» Task statement: Search the data for the string "Intelligens" and extract every line where it appears.

Data entries
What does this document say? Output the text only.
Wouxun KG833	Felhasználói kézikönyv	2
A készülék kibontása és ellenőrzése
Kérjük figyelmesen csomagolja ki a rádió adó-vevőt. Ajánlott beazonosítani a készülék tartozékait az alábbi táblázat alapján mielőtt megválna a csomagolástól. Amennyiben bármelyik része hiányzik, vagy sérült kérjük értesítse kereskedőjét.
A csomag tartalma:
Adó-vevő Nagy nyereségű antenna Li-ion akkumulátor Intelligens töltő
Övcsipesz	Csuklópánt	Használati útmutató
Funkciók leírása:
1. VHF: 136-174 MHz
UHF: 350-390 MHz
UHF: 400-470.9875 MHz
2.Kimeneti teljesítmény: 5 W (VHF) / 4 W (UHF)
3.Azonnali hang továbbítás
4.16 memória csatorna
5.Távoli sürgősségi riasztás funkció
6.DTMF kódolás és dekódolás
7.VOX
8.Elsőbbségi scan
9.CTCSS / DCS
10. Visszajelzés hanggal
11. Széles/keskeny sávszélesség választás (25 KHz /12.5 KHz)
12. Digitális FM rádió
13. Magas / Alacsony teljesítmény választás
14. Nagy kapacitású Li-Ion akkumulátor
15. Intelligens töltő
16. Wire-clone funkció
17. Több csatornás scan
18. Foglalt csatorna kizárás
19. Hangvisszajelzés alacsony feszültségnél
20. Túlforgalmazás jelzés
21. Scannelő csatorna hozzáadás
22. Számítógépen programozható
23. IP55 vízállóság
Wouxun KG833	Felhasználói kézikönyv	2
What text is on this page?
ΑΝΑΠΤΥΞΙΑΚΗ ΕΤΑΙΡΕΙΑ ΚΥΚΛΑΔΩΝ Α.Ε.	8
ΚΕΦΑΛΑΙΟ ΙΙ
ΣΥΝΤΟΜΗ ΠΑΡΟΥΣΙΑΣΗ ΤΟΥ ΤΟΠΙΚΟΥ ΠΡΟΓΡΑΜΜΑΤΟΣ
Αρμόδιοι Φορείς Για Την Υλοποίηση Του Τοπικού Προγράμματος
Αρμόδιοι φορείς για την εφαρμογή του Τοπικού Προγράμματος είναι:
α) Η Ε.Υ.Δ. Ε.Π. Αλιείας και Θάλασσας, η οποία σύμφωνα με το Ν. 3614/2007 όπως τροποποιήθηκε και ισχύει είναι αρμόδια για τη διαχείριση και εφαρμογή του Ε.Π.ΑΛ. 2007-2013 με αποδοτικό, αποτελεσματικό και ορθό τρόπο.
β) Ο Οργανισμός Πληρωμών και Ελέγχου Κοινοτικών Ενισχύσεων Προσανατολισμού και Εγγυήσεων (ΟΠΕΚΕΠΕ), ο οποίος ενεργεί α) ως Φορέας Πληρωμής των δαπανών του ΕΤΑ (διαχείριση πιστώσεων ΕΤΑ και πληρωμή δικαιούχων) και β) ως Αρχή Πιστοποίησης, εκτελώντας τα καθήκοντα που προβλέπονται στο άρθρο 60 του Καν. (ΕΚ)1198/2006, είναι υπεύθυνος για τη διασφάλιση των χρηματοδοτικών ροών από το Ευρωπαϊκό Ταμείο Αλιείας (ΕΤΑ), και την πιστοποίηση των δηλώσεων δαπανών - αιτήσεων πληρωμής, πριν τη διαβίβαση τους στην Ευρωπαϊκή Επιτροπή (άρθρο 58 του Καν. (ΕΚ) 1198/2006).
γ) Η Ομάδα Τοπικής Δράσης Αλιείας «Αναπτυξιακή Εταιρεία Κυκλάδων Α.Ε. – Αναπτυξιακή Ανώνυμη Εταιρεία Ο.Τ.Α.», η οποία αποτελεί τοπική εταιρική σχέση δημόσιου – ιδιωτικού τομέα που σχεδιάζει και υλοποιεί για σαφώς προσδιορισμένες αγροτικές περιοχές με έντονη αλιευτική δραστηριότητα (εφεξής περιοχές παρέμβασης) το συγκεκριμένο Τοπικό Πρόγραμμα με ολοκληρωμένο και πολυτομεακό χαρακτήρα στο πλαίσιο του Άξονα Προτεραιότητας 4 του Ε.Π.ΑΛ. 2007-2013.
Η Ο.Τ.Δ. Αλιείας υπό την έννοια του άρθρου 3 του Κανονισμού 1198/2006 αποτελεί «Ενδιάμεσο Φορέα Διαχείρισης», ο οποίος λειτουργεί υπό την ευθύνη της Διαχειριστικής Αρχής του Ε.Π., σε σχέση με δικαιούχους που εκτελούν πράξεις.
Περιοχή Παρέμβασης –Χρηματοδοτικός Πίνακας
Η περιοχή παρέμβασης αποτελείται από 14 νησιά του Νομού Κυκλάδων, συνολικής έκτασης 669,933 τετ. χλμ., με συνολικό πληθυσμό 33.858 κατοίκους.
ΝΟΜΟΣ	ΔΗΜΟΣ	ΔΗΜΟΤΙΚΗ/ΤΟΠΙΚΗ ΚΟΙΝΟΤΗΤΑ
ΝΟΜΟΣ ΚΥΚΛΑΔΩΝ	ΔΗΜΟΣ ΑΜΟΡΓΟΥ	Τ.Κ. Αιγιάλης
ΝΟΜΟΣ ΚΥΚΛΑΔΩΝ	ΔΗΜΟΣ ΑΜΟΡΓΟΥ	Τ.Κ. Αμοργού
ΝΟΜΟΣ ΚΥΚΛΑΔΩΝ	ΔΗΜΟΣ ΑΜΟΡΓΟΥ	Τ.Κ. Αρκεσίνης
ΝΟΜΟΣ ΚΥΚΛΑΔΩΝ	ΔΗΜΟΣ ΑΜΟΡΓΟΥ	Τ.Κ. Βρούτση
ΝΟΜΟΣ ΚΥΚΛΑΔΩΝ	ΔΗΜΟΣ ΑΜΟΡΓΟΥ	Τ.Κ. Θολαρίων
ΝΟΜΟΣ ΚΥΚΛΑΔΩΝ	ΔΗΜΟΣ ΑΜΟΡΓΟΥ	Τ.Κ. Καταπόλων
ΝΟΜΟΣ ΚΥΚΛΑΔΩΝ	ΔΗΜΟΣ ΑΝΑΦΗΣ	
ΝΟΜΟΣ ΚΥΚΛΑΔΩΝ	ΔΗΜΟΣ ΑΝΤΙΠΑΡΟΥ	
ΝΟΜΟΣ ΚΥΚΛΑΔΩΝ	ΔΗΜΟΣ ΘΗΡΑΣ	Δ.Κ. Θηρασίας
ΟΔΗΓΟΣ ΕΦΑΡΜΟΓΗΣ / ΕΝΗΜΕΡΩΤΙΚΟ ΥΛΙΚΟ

* * *

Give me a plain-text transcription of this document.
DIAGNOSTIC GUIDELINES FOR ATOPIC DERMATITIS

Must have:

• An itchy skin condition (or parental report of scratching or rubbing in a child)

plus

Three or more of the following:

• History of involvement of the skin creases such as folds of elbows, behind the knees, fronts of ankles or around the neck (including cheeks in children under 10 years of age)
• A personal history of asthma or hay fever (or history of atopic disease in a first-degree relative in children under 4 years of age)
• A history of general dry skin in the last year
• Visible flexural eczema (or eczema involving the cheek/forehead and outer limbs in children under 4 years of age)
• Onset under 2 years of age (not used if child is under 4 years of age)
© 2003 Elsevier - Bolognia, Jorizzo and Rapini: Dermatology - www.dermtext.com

» Written response:
Adó-vevő Nagy nyereségű antenna Li-ion akkumulátor Intelligens töltő
15. Intelligens töltő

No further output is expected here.